* **PROBLEM STATEMENT**: Set down every record once more, exactly as given.

* **PROVIDED DATA**:
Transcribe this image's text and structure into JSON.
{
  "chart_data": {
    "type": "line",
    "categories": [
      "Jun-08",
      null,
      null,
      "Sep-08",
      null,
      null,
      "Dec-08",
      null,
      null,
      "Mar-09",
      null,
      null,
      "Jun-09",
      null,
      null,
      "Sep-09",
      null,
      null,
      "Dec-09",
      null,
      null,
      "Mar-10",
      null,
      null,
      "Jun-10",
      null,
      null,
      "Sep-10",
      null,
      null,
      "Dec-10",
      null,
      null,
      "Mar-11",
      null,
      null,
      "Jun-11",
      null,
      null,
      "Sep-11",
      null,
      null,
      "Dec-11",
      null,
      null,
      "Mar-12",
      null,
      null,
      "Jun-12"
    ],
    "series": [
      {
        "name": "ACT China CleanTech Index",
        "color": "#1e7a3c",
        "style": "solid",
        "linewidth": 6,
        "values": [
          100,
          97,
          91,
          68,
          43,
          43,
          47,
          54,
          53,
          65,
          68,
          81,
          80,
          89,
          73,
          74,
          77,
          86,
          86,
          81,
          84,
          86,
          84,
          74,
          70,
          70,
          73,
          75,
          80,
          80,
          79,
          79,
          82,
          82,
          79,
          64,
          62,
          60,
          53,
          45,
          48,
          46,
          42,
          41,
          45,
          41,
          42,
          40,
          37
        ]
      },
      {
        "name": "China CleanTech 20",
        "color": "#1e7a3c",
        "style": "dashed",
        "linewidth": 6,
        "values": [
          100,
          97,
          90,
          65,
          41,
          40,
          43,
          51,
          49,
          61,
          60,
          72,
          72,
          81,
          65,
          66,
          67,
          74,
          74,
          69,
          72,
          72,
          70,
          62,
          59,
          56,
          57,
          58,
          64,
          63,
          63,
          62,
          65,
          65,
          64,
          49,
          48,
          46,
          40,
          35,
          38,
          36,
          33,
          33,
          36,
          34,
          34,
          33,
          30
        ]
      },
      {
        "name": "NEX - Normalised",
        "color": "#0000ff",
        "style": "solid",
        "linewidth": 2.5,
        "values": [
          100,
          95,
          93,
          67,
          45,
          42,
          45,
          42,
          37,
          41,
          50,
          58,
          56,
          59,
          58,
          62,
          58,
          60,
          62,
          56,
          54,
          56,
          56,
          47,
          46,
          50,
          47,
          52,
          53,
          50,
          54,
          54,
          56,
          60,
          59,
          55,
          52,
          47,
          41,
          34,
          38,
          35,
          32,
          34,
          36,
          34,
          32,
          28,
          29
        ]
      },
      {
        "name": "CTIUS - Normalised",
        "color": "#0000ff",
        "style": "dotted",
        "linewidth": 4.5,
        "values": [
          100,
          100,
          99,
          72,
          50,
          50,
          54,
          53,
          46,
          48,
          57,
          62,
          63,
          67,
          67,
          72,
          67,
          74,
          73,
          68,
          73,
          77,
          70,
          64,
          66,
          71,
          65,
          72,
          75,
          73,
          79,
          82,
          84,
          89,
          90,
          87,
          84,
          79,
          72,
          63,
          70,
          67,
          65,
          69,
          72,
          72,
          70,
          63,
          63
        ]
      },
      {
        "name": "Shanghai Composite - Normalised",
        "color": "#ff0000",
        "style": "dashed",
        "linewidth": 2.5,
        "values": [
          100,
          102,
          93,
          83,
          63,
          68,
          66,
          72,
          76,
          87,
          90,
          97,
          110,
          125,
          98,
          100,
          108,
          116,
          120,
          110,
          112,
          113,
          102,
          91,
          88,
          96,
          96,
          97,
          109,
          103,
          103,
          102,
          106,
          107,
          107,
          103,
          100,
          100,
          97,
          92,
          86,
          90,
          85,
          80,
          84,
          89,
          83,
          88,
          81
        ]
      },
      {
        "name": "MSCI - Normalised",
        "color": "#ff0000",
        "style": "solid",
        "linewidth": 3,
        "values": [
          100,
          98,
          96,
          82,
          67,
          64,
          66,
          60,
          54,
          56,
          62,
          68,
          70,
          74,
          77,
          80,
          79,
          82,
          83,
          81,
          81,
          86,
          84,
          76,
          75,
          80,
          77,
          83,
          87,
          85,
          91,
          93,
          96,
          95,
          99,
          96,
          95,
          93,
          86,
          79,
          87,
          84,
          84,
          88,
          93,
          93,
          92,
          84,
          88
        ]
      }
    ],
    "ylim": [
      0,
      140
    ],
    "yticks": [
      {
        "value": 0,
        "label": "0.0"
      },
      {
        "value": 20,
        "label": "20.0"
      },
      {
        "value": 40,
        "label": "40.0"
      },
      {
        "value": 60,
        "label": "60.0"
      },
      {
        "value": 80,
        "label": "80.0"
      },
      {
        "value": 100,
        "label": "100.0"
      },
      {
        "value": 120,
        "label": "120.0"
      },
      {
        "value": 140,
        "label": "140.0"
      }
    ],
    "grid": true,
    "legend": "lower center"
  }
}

* **RIGHT ANSWER**:
Transcribe this image's text and structure into JSON.
{
  "chart_data": {
    "type": "line",
    "categories": [
      "Jun-08",
      null,
      null,
      "Sep-08",
      null,
      null,
      "Dec-08",
      null,
      null,
      "Mar-09",
      null,
      null,
      "Jun-09",
      null,
      null,
      "Sep-09",
      null,
      null,
      "Dec-09",
      null,
      null,
      "Mar-10",
      null,
      null,
      "Jun-10",
      null,
      null,
      "Sep-10",
      null,
      null,
      "Dec-10",
      null,
      null,
      "Mar-11",
      null,
      null,
      "Jun-11",
      null,
      null,
      "Sep-11",
      null,
      null,
      "Dec-11",
      null,
      null,
      "Mar-12",
      null,
      null,
      "Jun-12"
    ],
    "series": [
      {
        "name": "ACT China CleanTech Index",
        "color": "#1e7a3c",
        "style": "solid",
        "linewidth": 6,
        "values": [
          100,
          97,
          91,
          68,
          43,
          43,
          47,
          54,
          53,
          65,
          68,
          81,
          80,
          89,
          73,
          74,
          77,
          86,
          86,
          81,
          84,
          86,
          84,
          74,
          70,
          70,
          73,
          75,
          80,
          80,
          79,
          79,
          82,
          82,
          79,
          64,
          62,
          60,
          53,
          45,
          48,
          46,
          42,
          41,
          45,
          41,
          42,
          40,
          37
        ]
      },
      {
        "name": "China CleanTech 20",
        "color": "#1e7a3c",
        "style": "dashed",
        "linewidth": 6,
        "values": [
          100,
          97,
          90,
          65,
          41,
          40,
          43,
          51,
          49,
          61,
          60,
          72,
          72,
          81,
          65,
          66,
          67,
          74,
          74,
          69,
          72,
          72,
          70,
          62,
          59,
          56,
          57,
          58,
          64,
          63,
          63,
          62,
          65,
          65,
          64,
          49,
          48,
          46,
          40,
          35,
          38,
          36,
          33,
          33,
          36,
          34,
          34,
          33,
          30
        ]
      },
      {
        "name": "NEX - Normalised",
        "color": "#0000ff",
        "style": "solid",
        "linewidth": 2.5,
        "values": [
          100,
          95,
          93,
          67,
          45,
          42,
          45,
          42,
          37,
          41,
          50,
          58,
          56,
          59,
          58,
          62,
          58,
          60,
          62,
          56,
          54,
          56,
          56,
          47,
          46,
          50,
          47,
          52,
          53,
          50,
          54,
          54,
          56,
          60,
          59,
          55,
          52,
          47,
          41,
          34,
          38,
          35,
          32,
          34,
          36,
          34,
          32,
          28,
          29
        ]
      },
      {
        "name": "CTIUS - Normalised",
        "color": "#0000ff",
        "style": "dotted",
        "linewidth": 4.5,
        "values": [
          100,
          100,
          99,
          72,
          50,
          50,
          54,
          53,
          46,
          48,
          57,
          62,
          63,
          67,
          67,
          72,
          67,
          74,
          73,
          68,
          73,
          77,
          70,
          64,
          66,
          71,
          65,
          72,
          75,
          73,
          79,
          82,
          84,
          89,
          90,
          87,
          84,
          79,
          72,
          63,
          70,
          67,
          65,
          69,
          72,
          72,
          70,
          63,
          63
        ]
      },
      {
        "name": "Shanghai Composite - Normalised",
        "color": "#ff0000",
        "style": "dashed",
        "linewidth": 2.5,
        "values": [
          100,
          102,
          93,
          83,
          63,
          68,
          66,
          72,
          76,
          87,
          90,
          97,
          110,
          125,
          98,
          100,
          108,
          116,
          120,
          110,
          112,
          113,
          102,
          91,
          88,
          96,
          96,
          97,
          109,
          103,
          103,
          102,
          106,
          107,
          107,
          103,
          100,
          100,
          97,
          92,
          86,
          90,
          85,
          80,
          84,
          89,
          83,
          88,
          81
        ]
      },
      {
        "name": "MSCI - Normalised",
        "color": "#ff0000",
        "style": "solid",
        "linewidth": 3,
        "values": [
          100,
          98,
          96,
          82,
          67,
          64,
          66,
          60,
          54,
          56,
          62,
          68,
          70,
          74,
          77,
          80,
          79,
          82,
          83,
          81,
          81,
          86,
          84,
          76,
          75,
          80,
          77,
          83,
          87,
          85,
          91,
          93,
          96,
          95,
          99,
          96,
          95,
          93,
          86,
          79,
          87,
          84,
          84,
          88,
          93,
          93,
          92,
          84,
          88
        ]
      }
    ],
    "ylim": [
      0,
      140
    ],
    "yticks": [
      {
        "value": 0,
        "label": "0.0"
      },
      {
        "value": 20,
        "label": "20.0"
      },
      {
        "value": 40,
        "label": "40.0"
      },
      {
        "value": 60,
        "label": "60.0"
      },
      {
        "value": 80,
        "label": "80.0"
      },
      {
        "value": 100,
        "label": "100.0"
      },
      {
        "value": 120,
        "label": "120.0"
      },
      {
        "value": 140,
        "label": "140.0"
      }
    ],
    "grid": true,
    "legend": "lower center"
  }
}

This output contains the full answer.